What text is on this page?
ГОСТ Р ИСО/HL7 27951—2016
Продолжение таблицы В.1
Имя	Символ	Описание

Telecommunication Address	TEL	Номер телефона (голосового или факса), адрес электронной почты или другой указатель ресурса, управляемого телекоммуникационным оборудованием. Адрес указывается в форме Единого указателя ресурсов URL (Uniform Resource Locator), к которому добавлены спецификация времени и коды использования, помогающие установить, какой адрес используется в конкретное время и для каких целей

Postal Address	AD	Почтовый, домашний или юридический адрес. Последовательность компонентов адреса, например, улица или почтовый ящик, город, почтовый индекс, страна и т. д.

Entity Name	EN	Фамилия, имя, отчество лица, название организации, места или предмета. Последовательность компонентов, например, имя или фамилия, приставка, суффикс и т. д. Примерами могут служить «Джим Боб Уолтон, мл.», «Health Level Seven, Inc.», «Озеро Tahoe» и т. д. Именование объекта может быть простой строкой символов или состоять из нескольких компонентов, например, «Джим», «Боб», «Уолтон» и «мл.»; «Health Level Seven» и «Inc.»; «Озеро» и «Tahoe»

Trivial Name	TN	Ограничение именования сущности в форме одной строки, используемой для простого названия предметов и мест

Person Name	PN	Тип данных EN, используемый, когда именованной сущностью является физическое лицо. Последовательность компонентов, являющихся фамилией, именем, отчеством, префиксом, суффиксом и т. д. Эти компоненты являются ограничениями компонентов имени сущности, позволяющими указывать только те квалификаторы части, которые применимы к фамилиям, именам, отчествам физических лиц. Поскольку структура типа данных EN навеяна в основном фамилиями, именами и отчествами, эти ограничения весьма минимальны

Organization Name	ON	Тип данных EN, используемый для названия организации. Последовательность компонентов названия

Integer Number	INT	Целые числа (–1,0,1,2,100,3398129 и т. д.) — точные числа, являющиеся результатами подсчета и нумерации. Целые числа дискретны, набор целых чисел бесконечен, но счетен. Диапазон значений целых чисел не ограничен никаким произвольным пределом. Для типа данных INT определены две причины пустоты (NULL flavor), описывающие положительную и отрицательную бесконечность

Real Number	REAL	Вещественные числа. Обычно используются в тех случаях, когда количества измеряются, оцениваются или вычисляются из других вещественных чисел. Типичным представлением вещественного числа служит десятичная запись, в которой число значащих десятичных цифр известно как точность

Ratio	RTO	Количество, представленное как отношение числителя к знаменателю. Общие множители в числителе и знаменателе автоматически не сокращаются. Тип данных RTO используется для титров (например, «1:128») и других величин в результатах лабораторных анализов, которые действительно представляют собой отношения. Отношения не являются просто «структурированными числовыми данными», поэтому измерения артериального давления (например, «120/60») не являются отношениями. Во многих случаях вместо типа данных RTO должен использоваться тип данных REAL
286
──────────
_REQUIRED TASK_: Write the material out again in its entirety, exactly as shown.

_THE RESPONSE_:
What text is on this page?
ГОСТ Р ИСО/HL7 27951—2016
Продолжение таблицы В.1
Имя	Символ	Описание

Telecommunication Address	TEL	Номер телефона (голосового или факса), адрес электронной почты или другой указатель ресурса, управляемого телекоммуникационным оборудованием. Адрес указывается в форме Единого указателя ресурсов URL (Uniform Resource Locator), к которому добавлены спецификация времени и коды использования, помогающие установить, какой адрес используется в конкретное время и для каких целей

Postal Address	AD	Почтовый, домашний или юридический адрес. Последовательность компонентов адреса, например, улица или почтовый ящик, город, почтовый индекс, страна и т. д.

Entity Name	EN	Фамилия, имя, отчество лица, название организации, места или предмета. Последовательность компонентов, например, имя или фамилия, приставка, суффикс и т. д. Примерами могут служить «Джим Боб Уолтон, мл.», «Health Level Seven, Inc.», «Озеро Tahoe» и т. д. Именование объекта может быть простой строкой символов или состоять из нескольких компонентов, например, «Джим», «Боб», «Уолтон» и «мл.»; «Health Level Seven» и «Inc.»; «Озеро» и «Tahoe»

Trivial Name	TN	Ограничение именования сущности в форме одной строки, используемой для простого названия предметов и мест

Person Name	PN	Тип данных EN, используемый, когда именованной сущностью является физическое лицо. Последовательность компонентов, являющихся фамилией, именем, отчеством, префиксом, суффиксом и т. д. Эти компоненты являются ограничениями компонентов имени сущности, позволяющими указывать только те квалификаторы части, которые применимы к фамилиям, именам, отчествам физических лиц. Поскольку структура типа данных EN навеяна в основном фамилиями, именами и отчествами, эти ограничения весьма минимальны

Organization Name	ON	Тип данных EN, используемый для названия организации. Последовательность компонентов названия

Integer Number	INT	Целые числа (–1,0,1,2,100,3398129 и т. д.) — точные числа, являющиеся результатами подсчета и нумерации. Целые числа дискретны, набор целых чисел бесконечен, но счетен. Диапазон значений целых чисел не ограничен никаким произвольным пределом. Для типа данных INT определены две причины пустоты (NULL flavor), описывающие положительную и отрицательную бесконечность

Real Number	REAL	Вещественные числа. Обычно используются в тех случаях, когда количества измеряются, оцениваются или вычисляются из других вещественных чисел. Типичным представлением вещественного числа служит десятичная запись, в которой число значащих десятичных цифр известно как точность

Ratio	RTO	Количество, представленное как отношение числителя к знаменателю. Общие множители в числителе и знаменателе автоматически не сокращаются. Тип данных RTO используется для титров (например, «1:128») и других величин в результатах лабораторных анализов, которые действительно представляют собой отношения. Отношения не являются просто «структурированными числовыми данными», поэтому измерения артериального давления (например, «120/60») не являются отношениями. Во многих случаях вместо типа данных RTO должен использоваться тип данных REAL
286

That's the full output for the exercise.